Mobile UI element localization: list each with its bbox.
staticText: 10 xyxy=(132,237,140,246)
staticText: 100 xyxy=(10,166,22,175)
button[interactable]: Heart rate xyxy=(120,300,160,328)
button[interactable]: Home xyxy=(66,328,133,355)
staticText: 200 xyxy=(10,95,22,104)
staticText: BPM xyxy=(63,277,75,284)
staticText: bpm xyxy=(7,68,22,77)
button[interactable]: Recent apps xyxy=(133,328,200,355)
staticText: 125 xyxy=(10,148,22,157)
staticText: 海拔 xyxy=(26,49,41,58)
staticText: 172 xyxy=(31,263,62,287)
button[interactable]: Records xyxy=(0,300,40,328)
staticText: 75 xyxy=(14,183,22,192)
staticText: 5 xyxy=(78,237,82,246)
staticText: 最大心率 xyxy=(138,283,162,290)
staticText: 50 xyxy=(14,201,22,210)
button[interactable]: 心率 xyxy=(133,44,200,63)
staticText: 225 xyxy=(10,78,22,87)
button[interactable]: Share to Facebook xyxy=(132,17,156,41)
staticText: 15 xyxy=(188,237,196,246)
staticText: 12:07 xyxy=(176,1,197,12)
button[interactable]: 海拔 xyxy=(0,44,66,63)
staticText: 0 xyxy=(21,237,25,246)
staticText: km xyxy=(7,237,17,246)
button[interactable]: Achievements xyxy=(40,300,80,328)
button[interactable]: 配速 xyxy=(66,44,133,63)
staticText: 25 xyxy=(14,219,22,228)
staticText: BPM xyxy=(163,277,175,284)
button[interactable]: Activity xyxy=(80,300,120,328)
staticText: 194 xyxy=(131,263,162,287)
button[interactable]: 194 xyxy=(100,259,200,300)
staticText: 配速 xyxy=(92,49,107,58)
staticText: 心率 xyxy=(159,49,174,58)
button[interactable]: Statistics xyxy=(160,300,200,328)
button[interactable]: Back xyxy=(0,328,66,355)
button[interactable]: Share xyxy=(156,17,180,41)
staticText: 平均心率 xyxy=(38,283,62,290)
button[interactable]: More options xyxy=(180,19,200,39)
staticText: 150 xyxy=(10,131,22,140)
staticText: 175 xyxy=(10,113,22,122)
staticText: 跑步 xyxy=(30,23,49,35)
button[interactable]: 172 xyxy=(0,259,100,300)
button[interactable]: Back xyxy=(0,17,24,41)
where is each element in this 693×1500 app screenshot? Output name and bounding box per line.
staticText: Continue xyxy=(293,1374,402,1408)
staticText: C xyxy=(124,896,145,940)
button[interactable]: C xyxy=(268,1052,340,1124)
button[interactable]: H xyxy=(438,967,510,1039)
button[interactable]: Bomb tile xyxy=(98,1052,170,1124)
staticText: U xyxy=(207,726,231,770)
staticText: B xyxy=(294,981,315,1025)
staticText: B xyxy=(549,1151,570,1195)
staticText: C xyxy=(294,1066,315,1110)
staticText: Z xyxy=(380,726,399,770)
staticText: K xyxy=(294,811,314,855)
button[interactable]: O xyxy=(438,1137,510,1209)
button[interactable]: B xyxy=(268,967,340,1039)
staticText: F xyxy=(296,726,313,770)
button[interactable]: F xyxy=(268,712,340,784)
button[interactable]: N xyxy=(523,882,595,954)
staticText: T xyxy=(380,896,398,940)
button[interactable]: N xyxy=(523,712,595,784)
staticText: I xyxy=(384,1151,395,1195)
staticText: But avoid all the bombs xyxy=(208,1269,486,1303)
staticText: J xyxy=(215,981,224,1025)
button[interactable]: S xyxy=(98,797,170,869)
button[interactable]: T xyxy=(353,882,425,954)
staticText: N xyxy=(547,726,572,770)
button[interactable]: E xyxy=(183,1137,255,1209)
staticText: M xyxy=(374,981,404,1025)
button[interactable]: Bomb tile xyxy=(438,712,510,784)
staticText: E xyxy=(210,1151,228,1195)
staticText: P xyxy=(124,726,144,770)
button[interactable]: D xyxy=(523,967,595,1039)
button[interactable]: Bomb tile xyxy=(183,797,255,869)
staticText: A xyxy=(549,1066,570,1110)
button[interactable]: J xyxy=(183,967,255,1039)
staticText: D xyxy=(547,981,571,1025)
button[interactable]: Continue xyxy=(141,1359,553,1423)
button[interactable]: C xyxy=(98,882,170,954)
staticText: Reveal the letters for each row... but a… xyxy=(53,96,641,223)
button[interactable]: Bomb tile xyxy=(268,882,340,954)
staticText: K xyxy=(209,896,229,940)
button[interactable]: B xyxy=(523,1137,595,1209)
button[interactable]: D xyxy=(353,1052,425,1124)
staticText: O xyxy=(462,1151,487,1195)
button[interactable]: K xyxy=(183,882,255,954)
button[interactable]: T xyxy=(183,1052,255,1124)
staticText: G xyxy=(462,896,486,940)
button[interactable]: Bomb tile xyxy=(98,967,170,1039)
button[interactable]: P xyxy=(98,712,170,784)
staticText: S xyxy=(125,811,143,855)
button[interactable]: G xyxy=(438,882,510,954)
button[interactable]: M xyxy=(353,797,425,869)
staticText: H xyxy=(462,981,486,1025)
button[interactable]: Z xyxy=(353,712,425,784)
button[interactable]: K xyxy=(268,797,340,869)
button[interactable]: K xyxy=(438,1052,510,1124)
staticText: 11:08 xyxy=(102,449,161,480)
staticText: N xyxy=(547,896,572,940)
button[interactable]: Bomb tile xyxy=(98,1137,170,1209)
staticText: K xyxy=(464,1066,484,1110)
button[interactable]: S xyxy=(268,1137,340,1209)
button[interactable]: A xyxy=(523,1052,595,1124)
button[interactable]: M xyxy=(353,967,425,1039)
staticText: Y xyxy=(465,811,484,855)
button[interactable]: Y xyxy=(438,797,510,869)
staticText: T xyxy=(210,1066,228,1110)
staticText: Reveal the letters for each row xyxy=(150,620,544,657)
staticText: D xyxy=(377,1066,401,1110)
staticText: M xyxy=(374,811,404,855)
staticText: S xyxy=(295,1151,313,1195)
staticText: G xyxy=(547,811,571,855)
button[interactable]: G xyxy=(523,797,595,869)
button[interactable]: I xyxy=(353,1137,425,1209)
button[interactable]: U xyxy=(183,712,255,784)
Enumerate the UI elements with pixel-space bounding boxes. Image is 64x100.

--*--

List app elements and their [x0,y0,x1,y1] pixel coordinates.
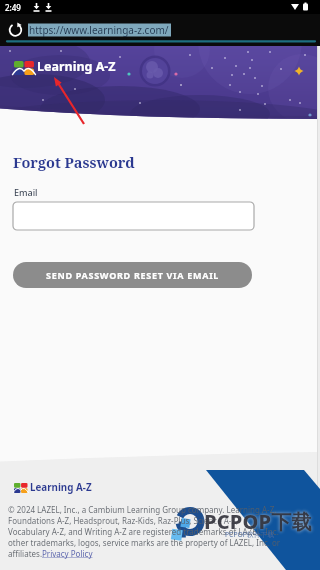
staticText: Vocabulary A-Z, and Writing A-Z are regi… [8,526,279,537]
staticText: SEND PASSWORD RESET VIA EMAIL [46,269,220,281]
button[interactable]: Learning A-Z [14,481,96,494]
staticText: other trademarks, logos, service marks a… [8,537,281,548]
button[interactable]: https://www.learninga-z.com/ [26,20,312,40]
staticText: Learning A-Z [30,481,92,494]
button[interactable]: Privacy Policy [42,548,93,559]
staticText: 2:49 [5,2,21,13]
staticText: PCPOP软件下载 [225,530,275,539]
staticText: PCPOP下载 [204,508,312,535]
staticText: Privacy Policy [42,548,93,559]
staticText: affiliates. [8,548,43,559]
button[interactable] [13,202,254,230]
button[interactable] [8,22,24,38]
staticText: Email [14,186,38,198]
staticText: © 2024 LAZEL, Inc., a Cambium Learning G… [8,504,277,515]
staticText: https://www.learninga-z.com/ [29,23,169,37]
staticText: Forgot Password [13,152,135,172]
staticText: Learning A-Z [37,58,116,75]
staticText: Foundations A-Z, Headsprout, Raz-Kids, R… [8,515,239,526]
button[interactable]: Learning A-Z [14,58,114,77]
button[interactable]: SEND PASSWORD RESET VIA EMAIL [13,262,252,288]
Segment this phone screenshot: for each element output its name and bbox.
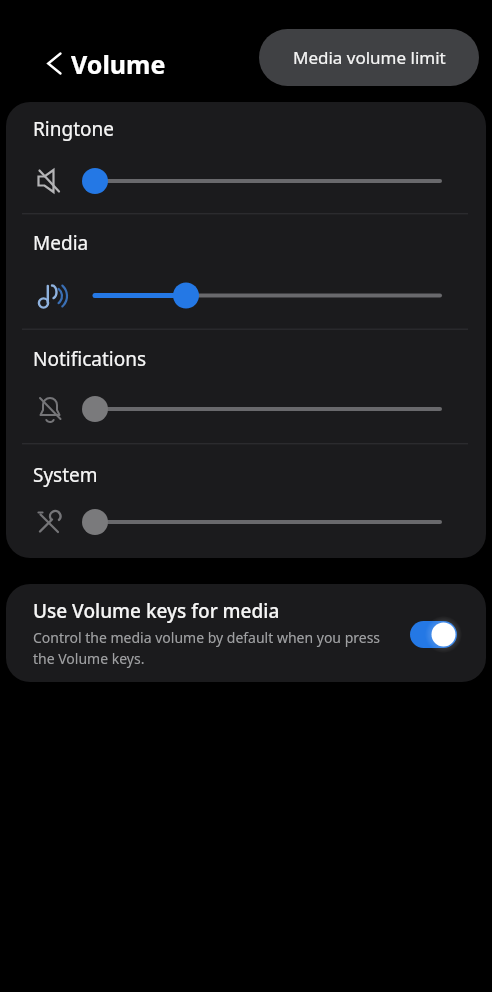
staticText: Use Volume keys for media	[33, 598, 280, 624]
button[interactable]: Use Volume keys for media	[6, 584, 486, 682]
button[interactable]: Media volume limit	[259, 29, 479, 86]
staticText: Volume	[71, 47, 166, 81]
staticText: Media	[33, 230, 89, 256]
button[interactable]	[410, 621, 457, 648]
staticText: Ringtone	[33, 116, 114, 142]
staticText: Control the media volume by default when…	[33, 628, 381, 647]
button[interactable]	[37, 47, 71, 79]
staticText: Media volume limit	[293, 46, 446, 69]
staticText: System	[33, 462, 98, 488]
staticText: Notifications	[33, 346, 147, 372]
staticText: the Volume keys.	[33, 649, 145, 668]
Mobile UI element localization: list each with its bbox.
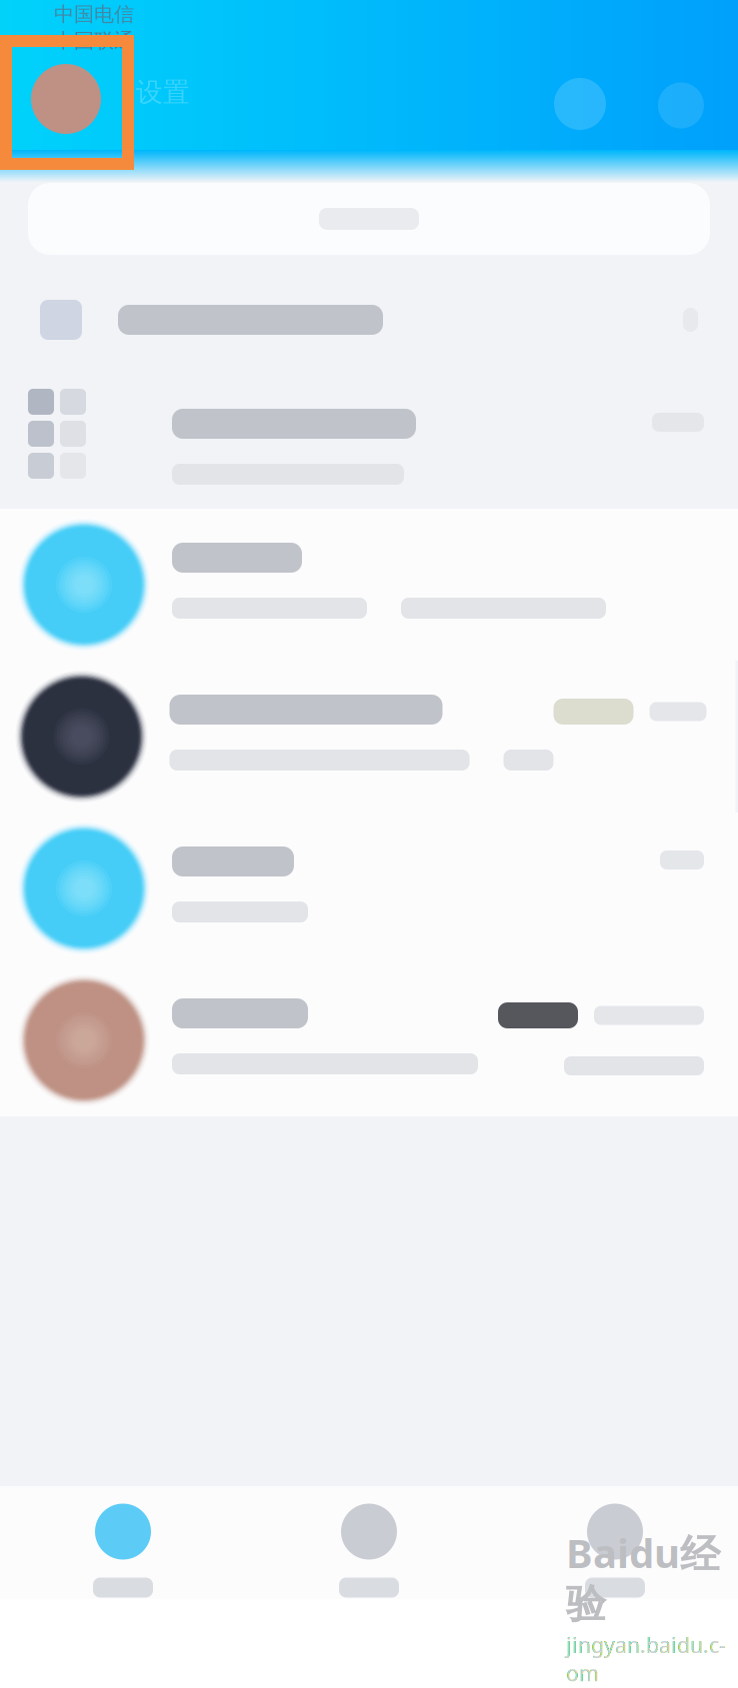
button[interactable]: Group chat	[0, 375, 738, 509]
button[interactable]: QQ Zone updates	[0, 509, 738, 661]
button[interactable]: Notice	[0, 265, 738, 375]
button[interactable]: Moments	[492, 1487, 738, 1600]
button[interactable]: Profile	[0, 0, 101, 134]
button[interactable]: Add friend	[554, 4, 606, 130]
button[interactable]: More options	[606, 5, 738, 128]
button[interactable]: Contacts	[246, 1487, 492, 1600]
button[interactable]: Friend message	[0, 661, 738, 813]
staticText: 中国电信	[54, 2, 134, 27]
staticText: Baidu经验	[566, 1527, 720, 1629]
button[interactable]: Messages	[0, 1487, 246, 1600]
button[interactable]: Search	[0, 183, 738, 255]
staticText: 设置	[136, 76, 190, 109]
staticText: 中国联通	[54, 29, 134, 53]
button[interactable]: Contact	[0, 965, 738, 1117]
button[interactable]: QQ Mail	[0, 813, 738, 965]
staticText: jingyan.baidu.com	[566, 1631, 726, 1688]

--*--

**Exercise prompt**
Copy the records again, starting with the line that contains "staticText: Use Volume" and going on through the line that contains "116, 114, 142]", but put "Alarm" wherever "Ringtone" appears and leave everything else unchanged.

**Right answer**
staticText: Use Volume keys for media	[33, 598, 280, 624]
button[interactable]: Use Volume keys for media	[6, 584, 486, 682]
button[interactable]: Media volume limit	[259, 29, 479, 86]
staticText: Volume	[71, 47, 166, 81]
staticText: Media	[33, 230, 89, 256]
button[interactable]	[410, 621, 457, 648]
staticText: Alarm	[33, 116, 114, 142]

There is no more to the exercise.